Challenge:
Exactly as they appear, output all of the entries.

--- begin Records to use ---

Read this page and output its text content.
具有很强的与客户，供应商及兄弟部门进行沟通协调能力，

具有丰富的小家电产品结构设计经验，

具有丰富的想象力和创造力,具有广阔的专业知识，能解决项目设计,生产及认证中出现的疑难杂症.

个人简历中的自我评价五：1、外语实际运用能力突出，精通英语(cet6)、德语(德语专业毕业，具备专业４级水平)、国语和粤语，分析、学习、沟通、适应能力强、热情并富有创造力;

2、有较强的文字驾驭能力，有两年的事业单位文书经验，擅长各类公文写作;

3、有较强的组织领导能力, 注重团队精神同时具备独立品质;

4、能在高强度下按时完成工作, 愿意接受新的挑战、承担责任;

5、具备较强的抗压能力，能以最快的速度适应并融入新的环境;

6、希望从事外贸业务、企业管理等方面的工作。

--- end Records to use ---

Solution to this task:
Read this page and output its text content.
具有很强的与客户，供应商及兄弟部门进行沟通协调能力，

具有丰富的小家电产品结构设计经验，

具有丰富的想象力和创造力,具有广阔的专业知识，能解决项目设计,生产及认证中出现的疑难杂症.

个人简历中的自我评价五：1、外语实际运用能力突出，精通英语(cet6)、德语(德语专业毕业，具备专业４级水平)、国语和粤语，分析、学习、沟通、适应能力强、热情并富有创造力;

2、有较强的文字驾驭能力，有两年的事业单位文书经验，擅长各类公文写作;

3、有较强的组织领导能力, 注重团队精神同时具备独立品质;

4、能在高强度下按时完成工作, 愿意接受新的挑战、承担责任;

5、具备较强的抗压能力，能以最快的速度适应并融入新的环境;

6、希望从事外贸业务、企业管理等方面的工作。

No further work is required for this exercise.